Records that describe figures
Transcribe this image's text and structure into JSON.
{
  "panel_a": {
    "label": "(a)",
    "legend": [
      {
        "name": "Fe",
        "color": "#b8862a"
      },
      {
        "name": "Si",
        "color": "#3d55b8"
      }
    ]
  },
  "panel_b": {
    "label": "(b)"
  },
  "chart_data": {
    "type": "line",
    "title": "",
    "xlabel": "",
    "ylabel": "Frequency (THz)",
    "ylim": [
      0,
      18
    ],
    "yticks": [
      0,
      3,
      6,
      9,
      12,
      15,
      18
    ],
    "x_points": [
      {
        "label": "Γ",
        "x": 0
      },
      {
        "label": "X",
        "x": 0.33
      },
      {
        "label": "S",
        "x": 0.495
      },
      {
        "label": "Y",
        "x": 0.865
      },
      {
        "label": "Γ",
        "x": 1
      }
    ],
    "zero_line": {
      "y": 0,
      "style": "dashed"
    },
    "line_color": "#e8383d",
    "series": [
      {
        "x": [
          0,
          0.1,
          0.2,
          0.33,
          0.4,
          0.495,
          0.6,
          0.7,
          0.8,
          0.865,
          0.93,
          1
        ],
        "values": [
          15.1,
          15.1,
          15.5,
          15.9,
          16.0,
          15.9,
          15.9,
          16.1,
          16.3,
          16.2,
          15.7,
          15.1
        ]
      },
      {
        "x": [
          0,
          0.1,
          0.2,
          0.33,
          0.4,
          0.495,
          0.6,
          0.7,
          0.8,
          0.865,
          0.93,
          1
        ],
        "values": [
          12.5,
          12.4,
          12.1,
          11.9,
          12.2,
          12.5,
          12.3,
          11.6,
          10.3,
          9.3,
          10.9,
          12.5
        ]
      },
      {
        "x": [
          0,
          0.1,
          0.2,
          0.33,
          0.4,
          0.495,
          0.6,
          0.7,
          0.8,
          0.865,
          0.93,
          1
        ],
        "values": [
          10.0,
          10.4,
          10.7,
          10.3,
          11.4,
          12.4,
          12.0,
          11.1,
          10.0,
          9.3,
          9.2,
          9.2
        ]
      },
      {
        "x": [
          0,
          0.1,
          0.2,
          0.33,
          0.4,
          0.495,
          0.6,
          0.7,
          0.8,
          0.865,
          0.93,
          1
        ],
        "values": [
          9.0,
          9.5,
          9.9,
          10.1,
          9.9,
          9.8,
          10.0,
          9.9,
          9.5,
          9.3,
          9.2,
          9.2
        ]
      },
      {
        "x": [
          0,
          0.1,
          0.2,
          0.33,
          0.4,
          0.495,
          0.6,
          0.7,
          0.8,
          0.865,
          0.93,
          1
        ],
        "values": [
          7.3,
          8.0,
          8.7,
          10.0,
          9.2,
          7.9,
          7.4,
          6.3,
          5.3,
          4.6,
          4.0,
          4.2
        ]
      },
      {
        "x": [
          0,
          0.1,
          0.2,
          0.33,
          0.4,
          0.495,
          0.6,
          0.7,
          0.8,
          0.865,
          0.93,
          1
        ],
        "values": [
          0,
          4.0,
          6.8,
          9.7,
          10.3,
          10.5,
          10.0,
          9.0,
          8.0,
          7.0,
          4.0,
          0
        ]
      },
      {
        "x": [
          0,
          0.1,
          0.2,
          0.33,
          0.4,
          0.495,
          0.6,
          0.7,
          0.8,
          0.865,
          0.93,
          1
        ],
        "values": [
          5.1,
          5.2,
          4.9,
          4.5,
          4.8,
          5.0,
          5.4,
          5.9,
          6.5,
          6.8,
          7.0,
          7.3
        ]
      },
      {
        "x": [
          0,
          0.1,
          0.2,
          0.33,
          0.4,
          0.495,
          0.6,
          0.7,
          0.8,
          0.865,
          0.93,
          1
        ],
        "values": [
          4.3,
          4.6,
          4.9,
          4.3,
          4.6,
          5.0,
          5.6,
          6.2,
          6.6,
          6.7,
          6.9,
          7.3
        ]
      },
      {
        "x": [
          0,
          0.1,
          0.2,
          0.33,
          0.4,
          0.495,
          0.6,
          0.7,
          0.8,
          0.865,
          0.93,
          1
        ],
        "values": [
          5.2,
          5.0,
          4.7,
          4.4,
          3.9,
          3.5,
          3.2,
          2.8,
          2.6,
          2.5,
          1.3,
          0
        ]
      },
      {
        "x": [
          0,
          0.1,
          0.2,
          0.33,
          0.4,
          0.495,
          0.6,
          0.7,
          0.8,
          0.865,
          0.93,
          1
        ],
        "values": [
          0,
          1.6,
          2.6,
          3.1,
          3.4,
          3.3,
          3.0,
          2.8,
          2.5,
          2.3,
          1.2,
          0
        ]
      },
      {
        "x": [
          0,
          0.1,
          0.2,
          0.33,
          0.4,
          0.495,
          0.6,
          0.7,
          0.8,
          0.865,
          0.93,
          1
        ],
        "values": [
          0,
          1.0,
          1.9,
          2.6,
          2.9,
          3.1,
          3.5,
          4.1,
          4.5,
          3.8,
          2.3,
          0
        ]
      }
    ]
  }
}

...

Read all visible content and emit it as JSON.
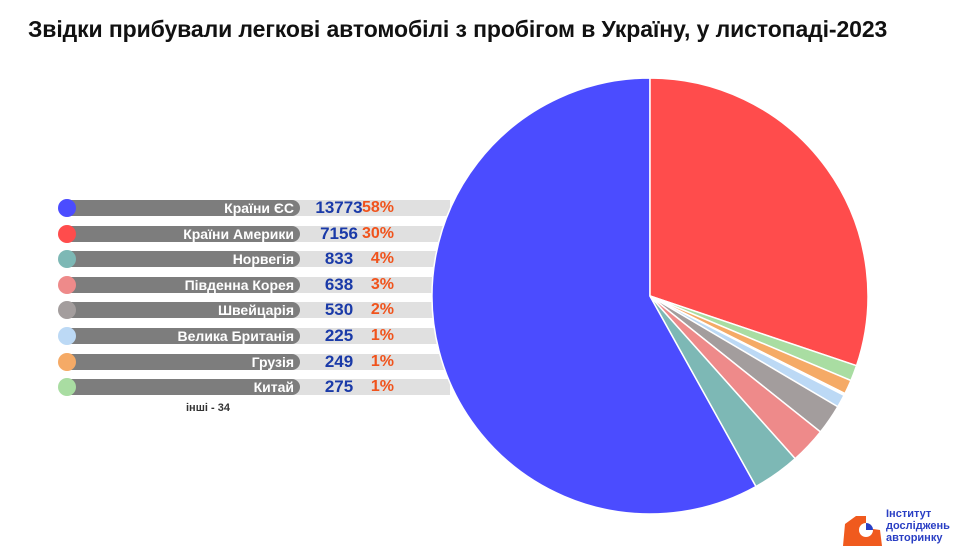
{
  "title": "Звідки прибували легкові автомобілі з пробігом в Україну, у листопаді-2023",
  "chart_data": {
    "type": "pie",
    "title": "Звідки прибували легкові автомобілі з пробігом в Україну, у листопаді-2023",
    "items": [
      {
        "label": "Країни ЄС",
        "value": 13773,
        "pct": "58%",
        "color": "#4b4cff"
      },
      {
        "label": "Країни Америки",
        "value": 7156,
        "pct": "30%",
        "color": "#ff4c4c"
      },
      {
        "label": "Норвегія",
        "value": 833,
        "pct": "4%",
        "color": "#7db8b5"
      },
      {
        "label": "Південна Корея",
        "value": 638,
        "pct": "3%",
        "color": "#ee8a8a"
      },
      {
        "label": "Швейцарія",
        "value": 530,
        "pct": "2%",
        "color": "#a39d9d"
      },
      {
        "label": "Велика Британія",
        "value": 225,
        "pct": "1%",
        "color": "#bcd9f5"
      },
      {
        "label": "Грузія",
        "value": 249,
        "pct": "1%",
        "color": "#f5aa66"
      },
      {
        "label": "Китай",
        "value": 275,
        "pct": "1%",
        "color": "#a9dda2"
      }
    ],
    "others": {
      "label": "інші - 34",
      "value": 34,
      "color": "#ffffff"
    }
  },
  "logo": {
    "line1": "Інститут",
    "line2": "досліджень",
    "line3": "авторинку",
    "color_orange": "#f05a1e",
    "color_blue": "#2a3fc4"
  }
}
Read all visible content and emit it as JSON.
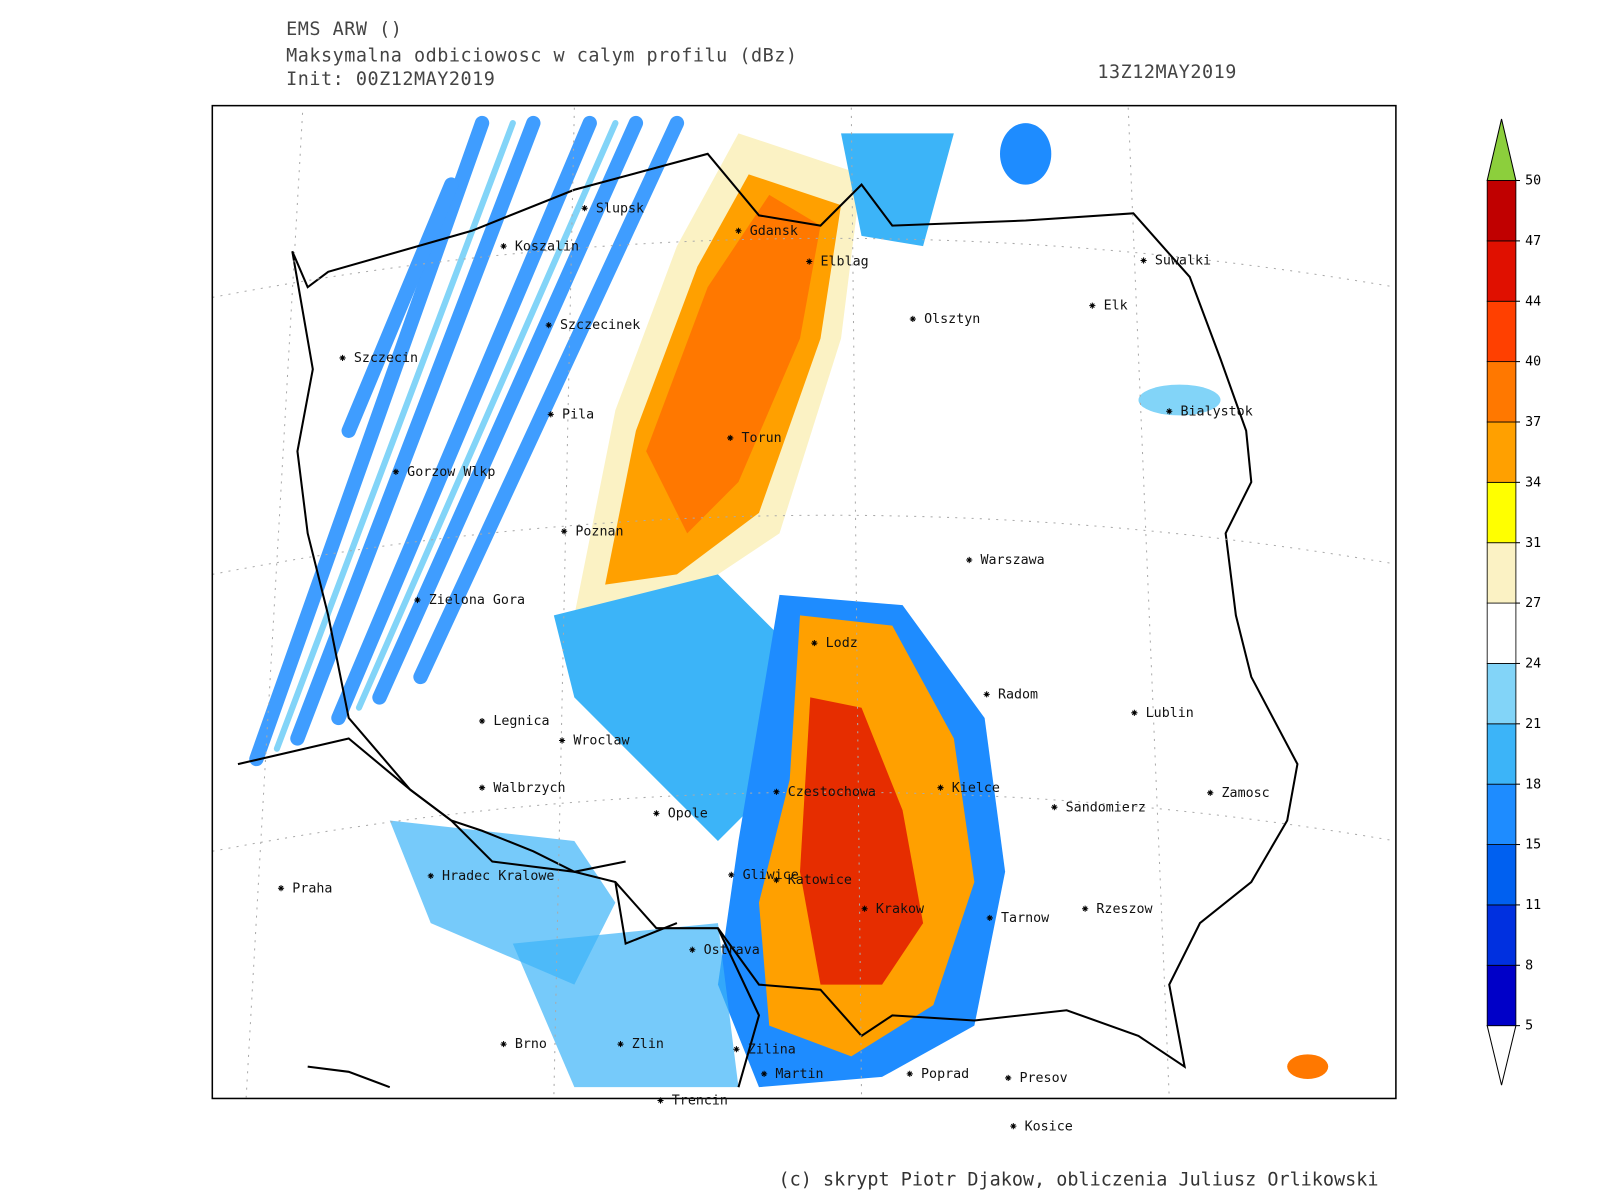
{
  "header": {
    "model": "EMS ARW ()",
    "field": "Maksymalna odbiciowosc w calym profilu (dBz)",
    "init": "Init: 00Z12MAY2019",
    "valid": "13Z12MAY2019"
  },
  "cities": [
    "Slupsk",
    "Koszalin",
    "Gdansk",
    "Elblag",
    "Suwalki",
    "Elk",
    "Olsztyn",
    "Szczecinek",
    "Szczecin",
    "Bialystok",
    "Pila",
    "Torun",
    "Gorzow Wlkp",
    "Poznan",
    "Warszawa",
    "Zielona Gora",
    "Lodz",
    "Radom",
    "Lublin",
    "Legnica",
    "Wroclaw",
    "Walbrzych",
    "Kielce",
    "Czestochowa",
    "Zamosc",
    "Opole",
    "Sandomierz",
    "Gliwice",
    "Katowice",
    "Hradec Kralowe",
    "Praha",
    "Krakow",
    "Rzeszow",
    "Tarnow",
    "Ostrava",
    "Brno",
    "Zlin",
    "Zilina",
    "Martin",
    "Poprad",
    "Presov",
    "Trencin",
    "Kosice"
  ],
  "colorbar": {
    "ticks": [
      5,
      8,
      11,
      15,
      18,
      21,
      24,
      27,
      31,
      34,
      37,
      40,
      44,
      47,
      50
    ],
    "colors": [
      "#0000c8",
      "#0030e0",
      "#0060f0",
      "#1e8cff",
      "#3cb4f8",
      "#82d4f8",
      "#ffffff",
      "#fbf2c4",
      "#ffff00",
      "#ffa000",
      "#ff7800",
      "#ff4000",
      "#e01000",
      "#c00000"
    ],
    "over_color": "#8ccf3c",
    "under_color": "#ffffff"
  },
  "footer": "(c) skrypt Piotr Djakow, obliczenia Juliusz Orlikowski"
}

...

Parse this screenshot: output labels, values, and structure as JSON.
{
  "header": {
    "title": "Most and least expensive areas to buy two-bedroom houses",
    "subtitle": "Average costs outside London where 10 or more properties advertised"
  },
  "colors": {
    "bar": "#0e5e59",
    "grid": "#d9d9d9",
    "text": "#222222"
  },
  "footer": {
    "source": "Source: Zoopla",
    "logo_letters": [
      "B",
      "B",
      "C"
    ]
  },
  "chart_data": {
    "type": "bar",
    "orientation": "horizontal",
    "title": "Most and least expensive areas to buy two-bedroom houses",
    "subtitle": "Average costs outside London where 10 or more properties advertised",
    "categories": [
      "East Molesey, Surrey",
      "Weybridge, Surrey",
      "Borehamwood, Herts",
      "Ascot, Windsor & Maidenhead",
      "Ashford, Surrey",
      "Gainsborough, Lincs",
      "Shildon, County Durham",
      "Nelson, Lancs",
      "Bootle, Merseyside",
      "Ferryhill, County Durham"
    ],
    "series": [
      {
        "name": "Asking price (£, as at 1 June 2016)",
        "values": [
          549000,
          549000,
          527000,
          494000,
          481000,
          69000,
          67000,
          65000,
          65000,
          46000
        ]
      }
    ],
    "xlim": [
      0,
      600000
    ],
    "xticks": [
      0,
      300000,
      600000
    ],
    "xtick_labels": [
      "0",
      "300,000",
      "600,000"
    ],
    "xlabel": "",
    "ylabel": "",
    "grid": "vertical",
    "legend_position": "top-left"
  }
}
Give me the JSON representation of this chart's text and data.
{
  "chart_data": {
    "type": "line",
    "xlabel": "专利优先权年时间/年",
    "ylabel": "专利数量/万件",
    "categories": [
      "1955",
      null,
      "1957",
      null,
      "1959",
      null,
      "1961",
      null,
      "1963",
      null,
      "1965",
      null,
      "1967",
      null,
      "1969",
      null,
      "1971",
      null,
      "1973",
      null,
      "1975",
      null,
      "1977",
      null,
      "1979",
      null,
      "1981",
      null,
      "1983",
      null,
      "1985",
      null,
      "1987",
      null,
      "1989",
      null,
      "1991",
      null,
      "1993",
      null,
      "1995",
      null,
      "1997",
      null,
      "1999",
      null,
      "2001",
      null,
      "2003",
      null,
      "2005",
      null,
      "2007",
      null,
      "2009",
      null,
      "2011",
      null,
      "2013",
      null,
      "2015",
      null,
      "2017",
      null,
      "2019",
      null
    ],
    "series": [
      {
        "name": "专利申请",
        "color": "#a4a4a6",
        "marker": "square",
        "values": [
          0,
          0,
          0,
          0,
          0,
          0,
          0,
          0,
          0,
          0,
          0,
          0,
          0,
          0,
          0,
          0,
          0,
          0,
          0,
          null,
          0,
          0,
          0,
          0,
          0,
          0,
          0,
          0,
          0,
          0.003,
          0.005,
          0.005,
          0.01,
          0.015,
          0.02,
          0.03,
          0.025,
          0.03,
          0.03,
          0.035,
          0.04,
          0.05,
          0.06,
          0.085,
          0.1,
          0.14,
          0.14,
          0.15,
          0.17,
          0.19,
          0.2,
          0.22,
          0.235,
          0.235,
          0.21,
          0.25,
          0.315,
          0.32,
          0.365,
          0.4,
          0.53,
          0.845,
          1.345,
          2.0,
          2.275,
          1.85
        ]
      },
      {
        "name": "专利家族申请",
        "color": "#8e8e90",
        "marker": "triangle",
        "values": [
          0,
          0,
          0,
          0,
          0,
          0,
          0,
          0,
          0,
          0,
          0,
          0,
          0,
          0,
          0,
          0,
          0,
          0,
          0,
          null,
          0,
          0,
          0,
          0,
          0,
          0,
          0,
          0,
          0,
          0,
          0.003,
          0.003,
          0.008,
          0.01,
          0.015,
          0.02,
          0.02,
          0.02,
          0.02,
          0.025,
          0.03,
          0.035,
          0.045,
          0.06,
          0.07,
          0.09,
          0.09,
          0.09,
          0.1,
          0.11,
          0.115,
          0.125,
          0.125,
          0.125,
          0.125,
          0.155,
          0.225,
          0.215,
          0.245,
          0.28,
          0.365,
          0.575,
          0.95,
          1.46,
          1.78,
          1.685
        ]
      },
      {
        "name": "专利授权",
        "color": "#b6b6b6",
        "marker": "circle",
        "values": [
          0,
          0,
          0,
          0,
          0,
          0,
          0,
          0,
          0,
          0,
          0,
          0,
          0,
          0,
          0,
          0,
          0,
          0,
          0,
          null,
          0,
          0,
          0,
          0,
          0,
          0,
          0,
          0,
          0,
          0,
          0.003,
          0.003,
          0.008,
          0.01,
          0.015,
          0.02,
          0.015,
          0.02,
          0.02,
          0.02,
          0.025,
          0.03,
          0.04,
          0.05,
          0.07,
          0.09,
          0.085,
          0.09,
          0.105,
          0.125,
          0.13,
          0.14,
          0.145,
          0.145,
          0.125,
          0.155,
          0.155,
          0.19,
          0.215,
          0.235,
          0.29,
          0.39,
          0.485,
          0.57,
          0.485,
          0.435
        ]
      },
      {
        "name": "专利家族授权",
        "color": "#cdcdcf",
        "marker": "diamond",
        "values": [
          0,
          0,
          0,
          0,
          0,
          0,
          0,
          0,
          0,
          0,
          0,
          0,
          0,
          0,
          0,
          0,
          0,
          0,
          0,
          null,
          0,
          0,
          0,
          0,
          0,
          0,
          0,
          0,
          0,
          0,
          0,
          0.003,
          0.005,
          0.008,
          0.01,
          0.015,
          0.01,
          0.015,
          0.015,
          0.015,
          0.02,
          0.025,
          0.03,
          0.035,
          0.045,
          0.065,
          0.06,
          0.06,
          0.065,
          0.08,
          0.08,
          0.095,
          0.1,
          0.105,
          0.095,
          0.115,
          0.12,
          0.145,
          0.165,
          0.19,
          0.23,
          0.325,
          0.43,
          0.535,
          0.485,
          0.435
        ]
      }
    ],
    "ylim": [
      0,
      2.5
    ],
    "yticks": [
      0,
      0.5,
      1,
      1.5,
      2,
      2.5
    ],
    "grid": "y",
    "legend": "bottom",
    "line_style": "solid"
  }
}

STATED EXERCISE:
Go through the records. Copy each line where "легкові" appears.

EXPECTED ANSWER:
  "title": "Звідки прибували легкові автомобілі з пробігом в Україну, у листопаді-2023",
    "title": "Звідки прибували легкові автомобілі з пробігом в Україну, у листопаді-2023",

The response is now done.